__Description of the task__:
Omitting all pictures, copy word for word the lines from the line containing "Read this page and output its text content." through the final line of the entries.

__Extracted information__:
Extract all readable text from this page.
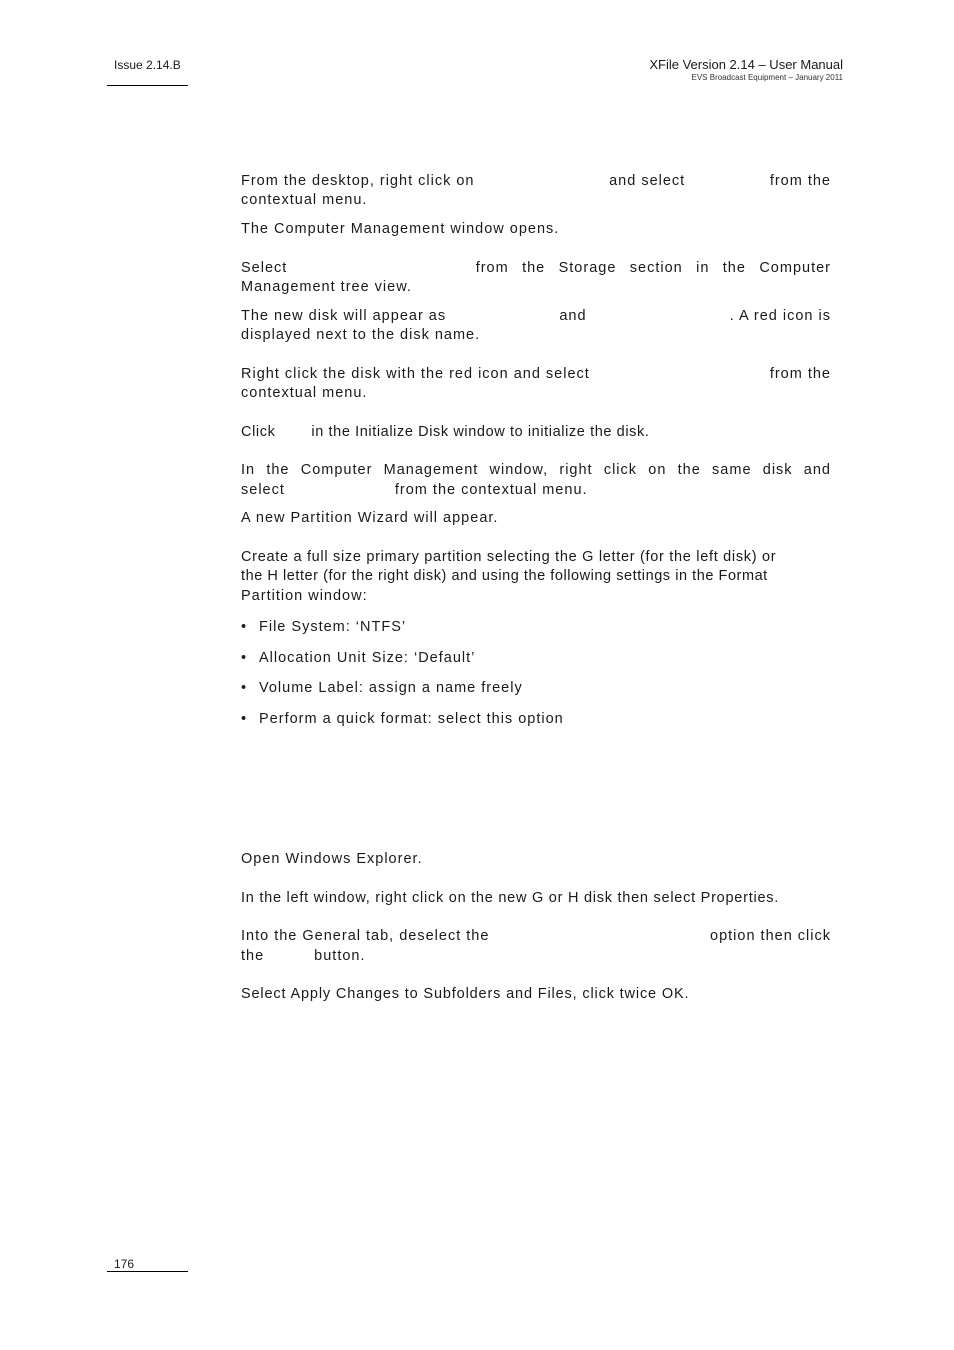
Issue 2.14.B	XFile Version 2.14 – User Manual
EVS Broadcast Equipment – January 2011
From the desktop, right click on	and select	from the
contextual menu.
The Computer Management window opens.
Select	from the Storage section in the Computer
Management tree view.
The new disk will appear as	and	. A red icon is
displayed next to the disk name.
Right click the disk with the red icon and select	from the
contextual menu.
Click in the Initialize Disk window to initialize the disk.
In the Computer Management window, right click on the same disk and
select	from the contextual menu.
A new Partition Wizard will appear.
Create a full size primary partition selecting the G letter (for the left disk) or
the H letter (for the right disk) and using the following settings in the Format
Partition window:
• File System: ‘NTFS’
• Allocation Unit Size: ‘Default’
• Volume Label: assign a name freely
• Perform a quick format: select this option
Open Windows Explorer.
In the left window, right click on the new G or H disk then select Properties.
Into the General tab, deselect the	option then click
the	button.
Select Apply Changes to Subfolders and Files, click twice OK.
176
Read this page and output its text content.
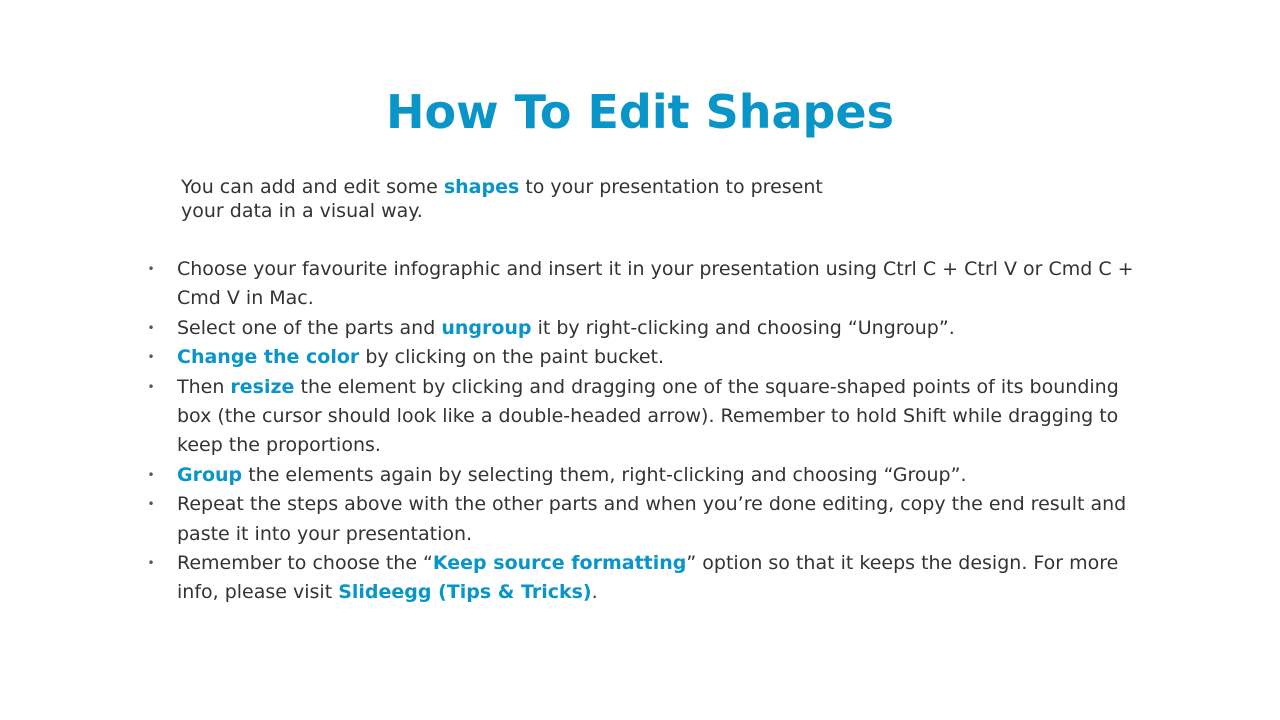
How To Edit Shapes

You can add and edit some shapes to your presentation to present your data in a visual way.

• Choose your favourite infographic and insert it in your presentation using Ctrl C + Ctrl V or Cmd C + Cmd V in Mac.
• Select one of the parts and ungroup it by right-clicking and choosing “Ungroup”.
• Change the color by clicking on the paint bucket.
• Then resize the element by clicking and dragging one of the square-shaped points of its bounding box (the cursor should look like a double-headed arrow). Remember to hold Shift while dragging to keep the proportions.
• Group the elements again by selecting them, right-clicking and choosing “Group”.
• Repeat the steps above with the other parts and when you’re done editing, copy the end result and paste it into your presentation.
• Remember to choose the “Keep source formatting” option so that it keeps the design. For more info, please visit Slideegg (Tips & Tricks).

__Complete answer__:
Read this page and output its text content.
How To Edit Shapes

You can add and edit some shapes to your presentation to present your data in a visual way.

• Choose your favourite infographic and insert it in your presentation using Ctrl C + Ctrl V or Cmd C + Cmd V in Mac.
• Select one of the parts and ungroup it by right-clicking and choosing “Ungroup”.
• Change the color by clicking on the paint bucket.
• Then resize the element by clicking and dragging one of the square-shaped points of its bounding box (the cursor should look like a double-headed arrow). Remember to hold Shift while dragging to keep the proportions.
• Group the elements again by selecting them, right-clicking and choosing “Group”.
• Repeat the steps above with the other parts and when you’re done editing, copy the end result and paste it into your presentation.
• Remember to choose the “Keep source formatting” option so that it keeps the design. For more info, please visit Slideegg (Tips & Tricks).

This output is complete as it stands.